## Data provided
· · · ·
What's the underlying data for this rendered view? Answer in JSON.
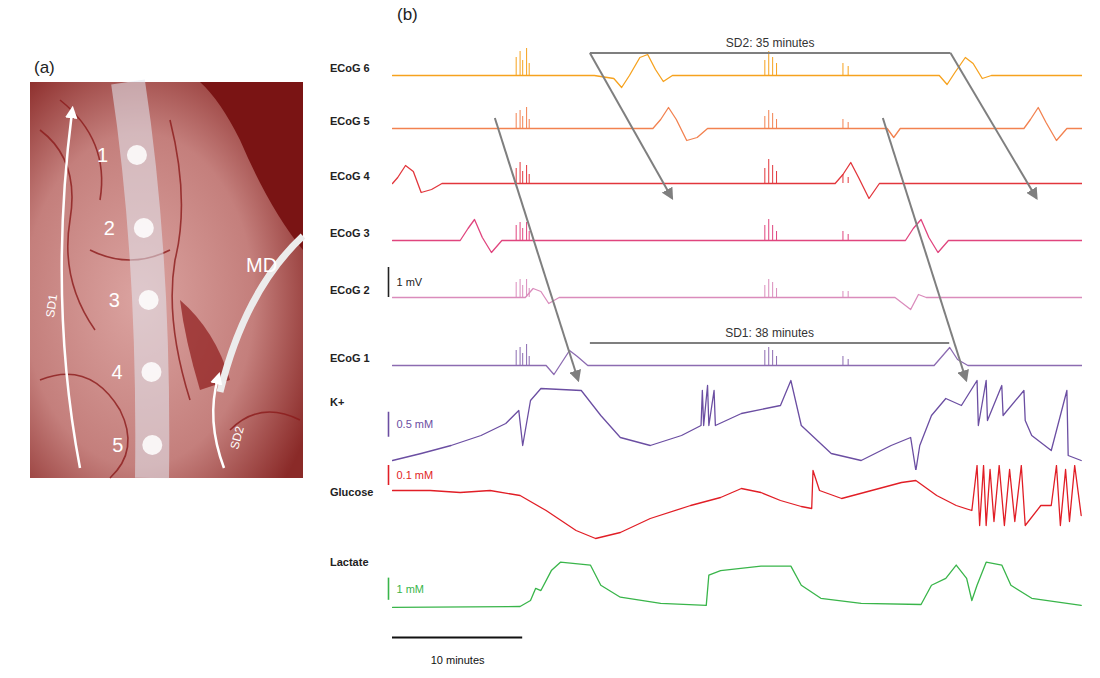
{
  "panel_a": {
    "label": "(a)",
    "electrodes": [
      "1",
      "2",
      "3",
      "4",
      "5"
    ],
    "probe": "MD",
    "arrows": [
      "SD1",
      "SD2"
    ]
  },
  "chart_data": {
    "type": "line",
    "panel": "(b)",
    "xlim": [
      0,
      53
    ],
    "tick_labels": false,
    "time_scale_bar": {
      "value": 10,
      "label": "10 minutes"
    },
    "series": [
      {
        "name": "ECoG 6",
        "color": "#f6a21e",
        "ylim": [
          -1,
          1
        ],
        "x": [
          0,
          15.5,
          17.0,
          17.6,
          18.2,
          19.0,
          19.6,
          20.2,
          20.8,
          21.5,
          42.0,
          42.6,
          43.2,
          44.0,
          44.6,
          45.3,
          46.0,
          53
        ],
        "values": [
          0,
          0,
          -0.1,
          -0.4,
          0,
          0.6,
          0.7,
          0.2,
          -0.2,
          0,
          0,
          -0.3,
          0.1,
          0.6,
          0.4,
          -0.1,
          0,
          0
        ],
        "spikes": {
          "x": [
            9.5,
            9.8,
            10.0,
            10.3,
            10.5,
            28.6,
            28.9,
            29.2,
            29.5,
            34.6,
            35.0
          ],
          "values": [
            0.6,
            0.8,
            0.5,
            0.9,
            0.4,
            0.5,
            0.8,
            0.6,
            0.4,
            0.4,
            0.3
          ]
        }
      },
      {
        "name": "ECoG 5",
        "color": "#f28250",
        "ylim": [
          -1,
          1
        ],
        "x": [
          0,
          20.0,
          20.6,
          21.2,
          21.8,
          22.6,
          23.4,
          24.2,
          38.0,
          38.5,
          39.0,
          48.5,
          49.0,
          49.6,
          50.2,
          51.0,
          51.8,
          53
        ],
        "values": [
          0,
          0,
          0.3,
          0.7,
          0.3,
          -0.4,
          -0.3,
          0,
          0,
          -0.3,
          0,
          0,
          0.3,
          0.7,
          0.2,
          -0.4,
          0,
          0
        ],
        "spikes": {
          "x": [
            9.5,
            9.8,
            10.0,
            10.3,
            10.5,
            28.6,
            28.9,
            29.2,
            29.5,
            34.6,
            35.0
          ],
          "values": [
            0.5,
            0.6,
            0.4,
            0.7,
            0.3,
            0.4,
            0.6,
            0.5,
            0.3,
            0.3,
            0.2
          ]
        }
      },
      {
        "name": "ECoG 4",
        "color": "#e2363c",
        "ylim": [
          -1,
          1
        ],
        "x": [
          0,
          0.4,
          1.0,
          1.6,
          2.2,
          3.0,
          3.8,
          34.0,
          34.6,
          35.2,
          35.8,
          36.6,
          37.4,
          53
        ],
        "values": [
          0,
          0.2,
          0.6,
          0.4,
          -0.3,
          -0.2,
          0,
          0,
          0.3,
          0.7,
          0.2,
          -0.5,
          0,
          0
        ],
        "spikes": {
          "x": [
            9.5,
            9.8,
            10.0,
            10.3,
            10.5,
            28.6,
            28.9,
            29.2,
            29.5,
            34.6,
            35.0
          ],
          "values": [
            0.5,
            0.7,
            0.4,
            0.6,
            0.3,
            0.5,
            0.8,
            0.6,
            0.4,
            0.3,
            0.2
          ]
        }
      },
      {
        "name": "ECoG 3",
        "color": "#e0457e",
        "ylim": [
          -1,
          1
        ],
        "x": [
          0,
          5.2,
          5.8,
          6.3,
          6.9,
          7.6,
          8.4,
          39.4,
          40.0,
          40.6,
          41.2,
          41.9,
          42.7,
          53
        ],
        "values": [
          0,
          0,
          0.4,
          0.7,
          0.1,
          -0.4,
          0,
          0,
          0.4,
          0.7,
          0.1,
          -0.4,
          0,
          0
        ],
        "spikes": {
          "x": [
            9.5,
            9.8,
            10.0,
            10.3,
            10.5,
            28.6,
            28.9,
            29.2,
            29.5,
            34.6,
            35.0
          ],
          "values": [
            0.5,
            0.6,
            0.4,
            0.6,
            0.3,
            0.5,
            0.7,
            0.5,
            0.3,
            0.3,
            0.2
          ]
        }
      },
      {
        "name": "ECoG 2",
        "color": "#da8cbc",
        "ylim": [
          -1,
          1
        ],
        "scale_bar": {
          "value": 1,
          "label": "1 mV"
        },
        "x": [
          0,
          10.2,
          10.8,
          11.4,
          12.0,
          12.8,
          38.6,
          39.2,
          39.8,
          40.4,
          41.0,
          53
        ],
        "values": [
          0,
          0,
          0.3,
          0.2,
          -0.2,
          0,
          0,
          -0.2,
          -0.4,
          0.1,
          0,
          0
        ],
        "spikes": {
          "x": [
            9.5,
            9.8,
            10.0,
            10.3,
            10.5,
            28.6,
            28.9,
            29.2,
            29.5,
            34.6,
            35.0
          ],
          "values": [
            0.5,
            0.6,
            0.4,
            0.6,
            0.3,
            0.4,
            0.6,
            0.5,
            0.3,
            0.2,
            0.2
          ]
        }
      },
      {
        "name": "ECoG 1",
        "color": "#8c6bb1",
        "ylim": [
          -1,
          1
        ],
        "x": [
          0,
          11.8,
          12.4,
          13.0,
          13.6,
          14.2,
          15.0,
          41.6,
          42.2,
          42.8,
          43.4,
          44.2,
          53
        ],
        "values": [
          0,
          0,
          -0.3,
          0.1,
          0.5,
          0.3,
          0,
          0,
          0.3,
          0.6,
          0.2,
          0,
          0
        ],
        "spikes": {
          "x": [
            9.5,
            9.8,
            10.0,
            10.3,
            10.5,
            28.6,
            28.9,
            29.2,
            29.5,
            34.6,
            35.0
          ],
          "values": [
            0.5,
            0.6,
            0.4,
            0.7,
            0.3,
            0.5,
            0.6,
            0.5,
            0.3,
            0.3,
            0.2
          ]
        }
      },
      {
        "name": "K+",
        "color": "#6b4ea2",
        "ylim": [
          0,
          1.9
        ],
        "scale_bar": {
          "value": 0.5,
          "label": "0.5 mM"
        },
        "x": [
          0,
          2.2,
          4.5,
          6.8,
          8.7,
          9.7,
          10.0,
          10.6,
          11.4,
          14.5,
          16.0,
          17.5,
          19.8,
          22.2,
          23.7,
          23.8,
          23.9,
          24.2,
          24.3,
          24.7,
          24.8,
          26.8,
          29.8,
          30.6,
          31.4,
          33.7,
          36.0,
          38.3,
          39.8,
          40.2,
          40.5,
          41.4,
          42.5,
          43.7,
          44.9,
          45.0,
          45.6,
          45.7,
          46.8,
          46.9,
          48.5,
          48.6,
          49.1,
          50.6,
          51.8,
          51.9,
          52.9
        ],
        "values": [
          0.2,
          0.34,
          0.5,
          0.7,
          0.94,
          1.2,
          0.5,
          1.4,
          1.64,
          1.6,
          1.1,
          0.66,
          0.5,
          0.7,
          0.9,
          1.6,
          0.9,
          1.7,
          0.9,
          1.6,
          0.9,
          1.14,
          1.3,
          1.8,
          0.9,
          0.34,
          0.2,
          0.5,
          0.66,
          0,
          0.5,
          1.1,
          1.44,
          1.3,
          1.8,
          0.9,
          1.8,
          1.0,
          1.7,
          1.1,
          1.6,
          1.0,
          0.7,
          0.4,
          1.6,
          0.3,
          0.2
        ]
      },
      {
        "name": "Glucose",
        "color": "#e11e26",
        "ylim": [
          0,
          0.4
        ],
        "scale_bar": {
          "value": 0.1,
          "label": "0.1 mM"
        },
        "x": [
          0,
          2.9,
          5.2,
          7.5,
          9.8,
          11.8,
          14.1,
          15.6,
          17.5,
          19.8,
          22.9,
          25.2,
          26.8,
          28.3,
          29.8,
          31.4,
          32.2,
          32.3,
          32.8,
          34.5,
          36.8,
          39.1,
          40.2,
          41.8,
          43.3,
          44.5,
          44.9,
          45.1,
          45.4,
          45.6,
          45.9,
          46.2,
          46.6,
          47.0,
          47.4,
          47.8,
          48.3,
          48.6,
          49.8,
          50.6,
          51.0,
          51.3,
          51.7,
          52.0,
          52.4,
          52.9
        ],
        "values": [
          0.275,
          0.275,
          0.265,
          0.275,
          0.25,
          0.175,
          0.075,
          0.035,
          0.065,
          0.135,
          0.2,
          0.24,
          0.285,
          0.265,
          0.225,
          0.195,
          0.185,
          0.375,
          0.275,
          0.235,
          0.275,
          0.315,
          0.325,
          0.25,
          0.2,
          0.175,
          0.4,
          0.1,
          0.4,
          0.1,
          0.38,
          0.12,
          0.4,
          0.1,
          0.38,
          0.12,
          0.4,
          0.1,
          0.2,
          0.2,
          0.4,
          0.1,
          0.38,
          0.12,
          0.4,
          0.15
        ]
      },
      {
        "name": "Lactate",
        "color": "#39b54a",
        "ylim": [
          0,
          2.3
        ],
        "scale_bar": {
          "value": 1,
          "label": "1 mM"
        },
        "x": [
          0,
          9.8,
          10.6,
          11.0,
          11.4,
          12.2,
          12.9,
          15.2,
          16.0,
          17.5,
          20.6,
          24.1,
          24.3,
          25.2,
          28.3,
          30.6,
          31.4,
          32.9,
          36.0,
          40.6,
          41.4,
          42.5,
          43.3,
          44.1,
          44.5,
          44.9,
          45.6,
          46.8,
          47.5,
          49.1,
          52.9
        ],
        "values": [
          0.14,
          0.18,
          0.45,
          1.0,
          0.9,
          1.8,
          2.18,
          2.05,
          1.14,
          0.6,
          0.32,
          0.23,
          1.6,
          1.8,
          2.0,
          2.0,
          1.14,
          0.55,
          0.32,
          0.27,
          1.14,
          1.45,
          2.05,
          1.45,
          0.45,
          1.14,
          2.18,
          2.05,
          1.14,
          0.55,
          0.23
        ]
      }
    ],
    "annotations": [
      {
        "text": "SD2: 35 minutes",
        "above": "ECoG 6",
        "start": 15.2,
        "end": 42.9,
        "arrows": [
          {
            "from": "ECoG 6",
            "from_x": 15.2,
            "to": "ECoG 4",
            "to_x": 21.5
          },
          {
            "from": "ECoG 6",
            "from_x": 42.9,
            "to": "ECoG 4",
            "to_x": 49.5
          }
        ]
      },
      {
        "text": "SD1: 38 minutes",
        "above": "ECoG 1",
        "start": 15.2,
        "end": 42.8,
        "arrows": [
          {
            "from": "ECoG 5",
            "from_x": 7.9,
            "to": "ECoG 1",
            "to_x": 14.3
          },
          {
            "from": "ECoG 5",
            "from_x": 37.7,
            "to": "ECoG 1",
            "to_x": 44.1
          }
        ]
      }
    ]
  }
}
· · · ·
## What you need to do
Copy each line above containing the string "name".

## Solution to this task
        "name": "ECoG 6",
        "name": "ECoG 5",
        "name": "ECoG 4",
        "name": "ECoG 3",
        "name": "ECoG 2",
        "name": "ECoG 1",
        "name": "K+",
        "name": "Glucose",
        "name": "Lactate",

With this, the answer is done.